**WORK TO DO**
Find every line in the items that contains the string "среднемесячная", and copy each such line out. Case counts.

-- RECORD LIST start --

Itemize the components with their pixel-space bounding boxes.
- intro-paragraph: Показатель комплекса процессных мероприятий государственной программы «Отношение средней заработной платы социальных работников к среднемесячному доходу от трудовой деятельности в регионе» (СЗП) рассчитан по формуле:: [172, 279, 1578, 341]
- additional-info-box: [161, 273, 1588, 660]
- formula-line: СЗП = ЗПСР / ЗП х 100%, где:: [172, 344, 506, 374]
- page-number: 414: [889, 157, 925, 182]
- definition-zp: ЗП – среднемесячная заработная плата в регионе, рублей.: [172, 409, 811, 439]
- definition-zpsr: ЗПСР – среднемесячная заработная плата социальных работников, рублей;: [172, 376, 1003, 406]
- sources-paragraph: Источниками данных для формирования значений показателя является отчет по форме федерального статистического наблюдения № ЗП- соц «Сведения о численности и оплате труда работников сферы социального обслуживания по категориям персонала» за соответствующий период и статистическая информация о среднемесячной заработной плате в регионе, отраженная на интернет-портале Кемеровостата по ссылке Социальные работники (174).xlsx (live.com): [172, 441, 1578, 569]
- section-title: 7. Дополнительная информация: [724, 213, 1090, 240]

-- RECORD LIST end --

**EXERCISE RESPONSE**
- definition-zp: ЗП – среднемесячная заработная плата в регионе, рублей.: [172, 409, 811, 439]
- definition-zpsr: ЗПСР – среднемесячная заработная плата социальных работников, рублей;: [172, 376, 1003, 406]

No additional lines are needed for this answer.